> _Work to complete_
Copy all of the material exactly. Pictures are not to appear in the copy.

Some records
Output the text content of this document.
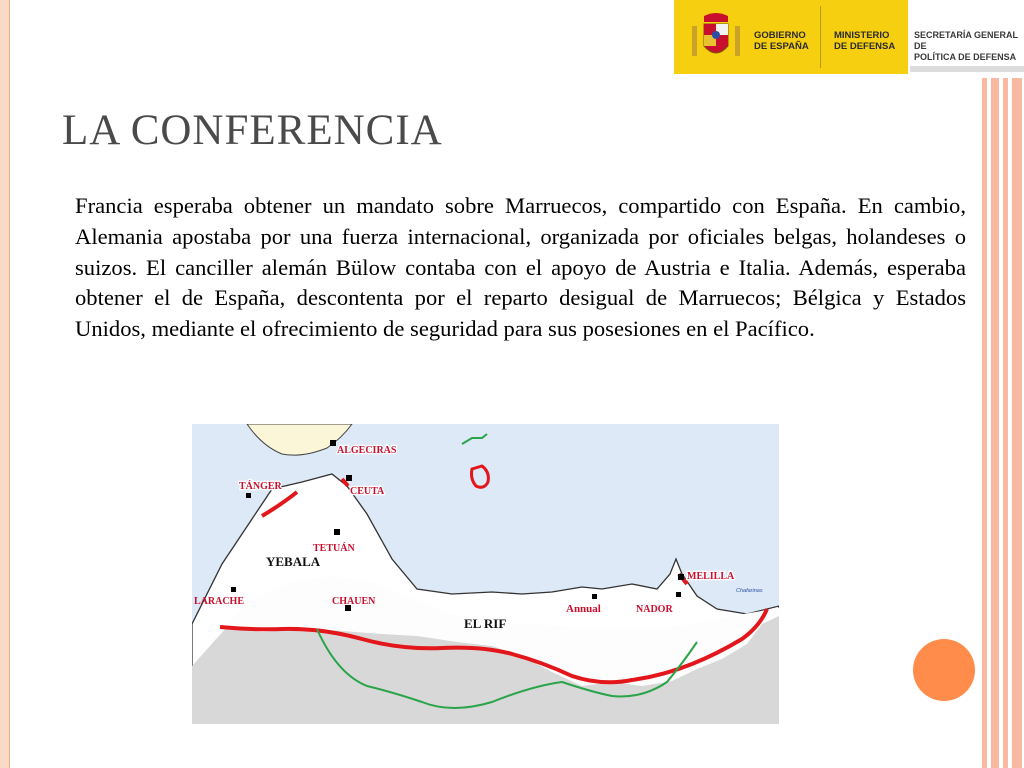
GOBIERNO
DE ESPAÑA
MINISTERIO
DE DEFENSA
SECRETARÍA GENERAL DE
POLÍTICA DE DEFENSA
LA CONFERENCIA

Francia esperaba obtener un mandato sobre Marruecos, compartido con España. En cambio, Alemania apostaba por una fuerza internacional, organizada por oficiales belgas, holandeses o suizos. El canciller alemán Bülow contaba con el apoyo de Austria e Italia. Además, esperaba obtener el de España, descontenta por el reparto desigual de Marruecos; Bélgica y Estados Unidos, mediante el ofrecimiento de seguridad para sus posesiones en el Pacífico.

ALGECIRAS
TÁNGER	CEUTA
TETUÁN
YEBALA
LARACHE	CHAUEN
EL RIF
Annual
MELILLA
NADOR
Chafarinas
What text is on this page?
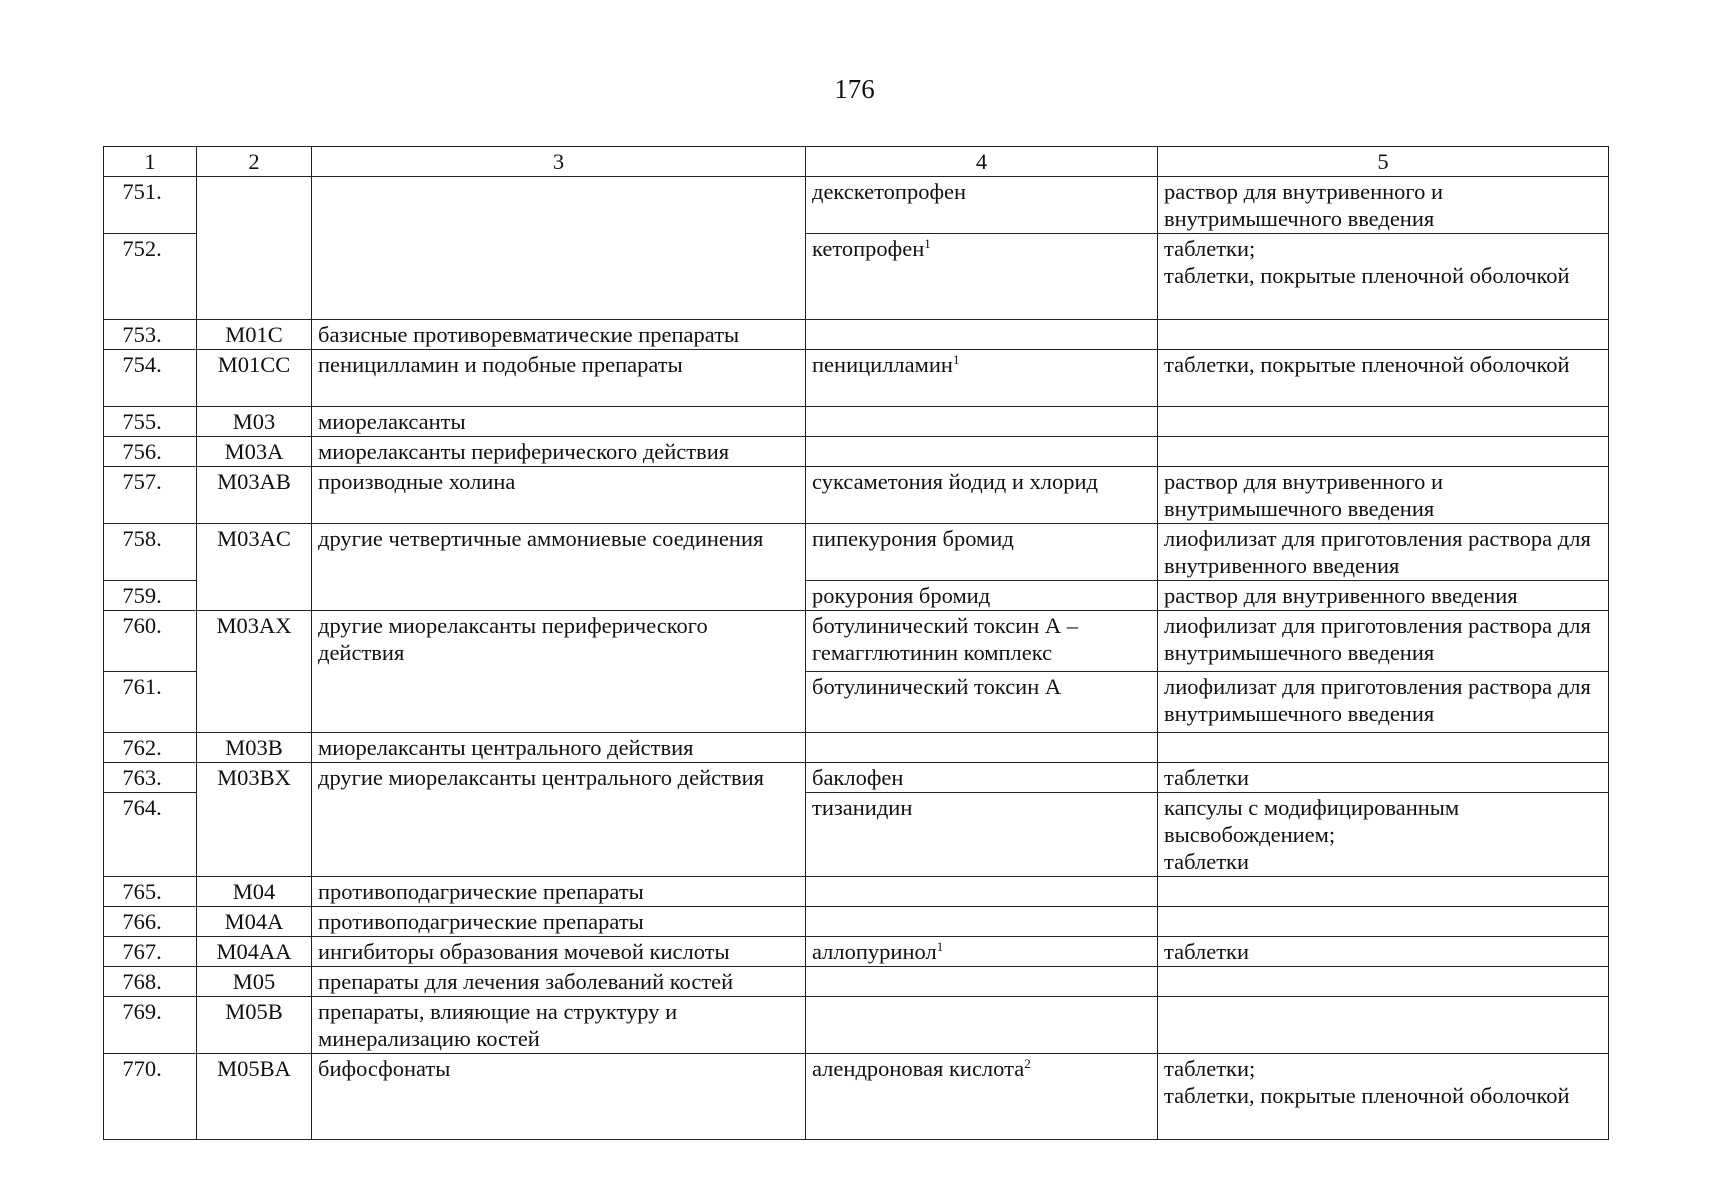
176
1	2	3	4	5
751.			декскетопрофен	раствор для внутривенного и внутримышечного введения
752.			кетопрофен$^1$	таблетки;
таблетки, покрытые пленочной оболочкой

753.	M01C	базисные противоревматические препараты		
754.	M01CC	пеницилламин и подобные препараты	пеницилламин$^1$	таблетки, покрытые пленочной оболочкой
755.	M03	миорелаксанты		
756.	M03A	миорелаксанты периферического действия		
757.	M03AB	производные холина	суксаметония йодид и хлорид	раствор для внутривенного и внутримышечного введения
758.	M03AC	другие четвертичные аммониевые соединения	пипекурония бромид	лиофилизат для приготовления раствора для внутривенного введения
759.			рокурония бромид	раствор для внутривенного введения
760.	M03AX	другие миорелаксанты периферического действия	ботулинический токсин А – гемагглютинин комплекс	лиофилизат для приготовления раствора для внутримышечного введения
761.			ботулинический токсин А	лиофилизат для приготовления раствора для внутримышечного введения
762.	M03B	миорелаксанты центрального действия		
763.	M03BX	другие миорелаксанты центрального действия	баклофен	таблетки
764.			тизанидин	капсулы с модифицированным высвобождением;
таблетки

765.	M04	противоподагрические препараты		
766.	M04A	противоподагрические препараты		
767.	M04AA	ингибиторы образования мочевой кислоты	аллопуринол$^1$	таблетки
768.	M05	препараты для лечения заболеваний костей		
769.	M05B	препараты, влияющие на структуру и минерализацию костей		
770.	M05BA	бифосфонаты	алендроновая кислота$^2$	таблетки;
таблетки, покрытые пленочной оболочкой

> _Solution to this problem_
Output the text content of this document.
GOBIERNO
DE ESPAÑA
MINISTERIO
DE DEFENSA
SECRETARÍA GENERAL DE
POLÍTICA DE DEFENSA
LA CONFERENCIA

Francia esperaba obtener un mandato sobre Marruecos, compartido con España. En cambio, Alemania apostaba por una fuerza internacional, organizada por oficiales belgas, holandeses o suizos. El canciller alemán Bülow contaba con el apoyo de Austria e Italia. Además, esperaba obtener el de España, descontenta por el reparto desigual de Marruecos; Bélgica y Estados Unidos, mediante el ofrecimiento de seguridad para sus posesiones en el Pacífico.

ALGECIRAS
TÁNGER	CEUTA
TETUÁN
YEBALA
LARACHE	CHAUEN
EL RIF
Annual
MELILLA
NADOR
Chafarinas
What text is on this page?
176
1	2	3	4	5
751.			декскетопрофен	раствор для внутривенного и внутримышечного введения
752.			кетопрофен$^1$	таблетки;
таблетки, покрытые пленочной оболочкой

753.	M01C	базисные противоревматические препараты		
754.	M01CC	пеницилламин и подобные препараты	пеницилламин$^1$	таблетки, покрытые пленочной оболочкой
755.	M03	миорелаксанты		
756.	M03A	миорелаксанты периферического действия		
757.	M03AB	производные холина	суксаметония йодид и хлорид	раствор для внутривенного и внутримышечного введения
758.	M03AC	другие четвертичные аммониевые соединения	пипекурония бромид	лиофилизат для приготовления раствора для внутривенного введения
759.			рокурония бромид	раствор для внутривенного введения
760.	M03AX	другие миорелаксанты периферического действия	ботулинический токсин А – гемагглютинин комплекс	лиофилизат для приготовления раствора для внутримышечного введения
761.			ботулинический токсин А	лиофилизат для приготовления раствора для внутримышечного введения
762.	M03B	миорелаксанты центрального действия		
763.	M03BX	другие миорелаксанты центрального действия	баклофен	таблетки
764.			тизанидин	капсулы с модифицированным высвобождением;
таблетки

765.	M04	противоподагрические препараты		
766.	M04A	противоподагрические препараты		
767.	M04AA	ингибиторы образования мочевой кислоты	аллопуринол$^1$	таблетки
768.	M05	препараты для лечения заболеваний костей		
769.	M05B	препараты, влияющие на структуру и минерализацию костей		
770.	M05BA	бифосфонаты	алендроновая кислота$^2$	таблетки;
таблетки, покрытые пленочной оболочкой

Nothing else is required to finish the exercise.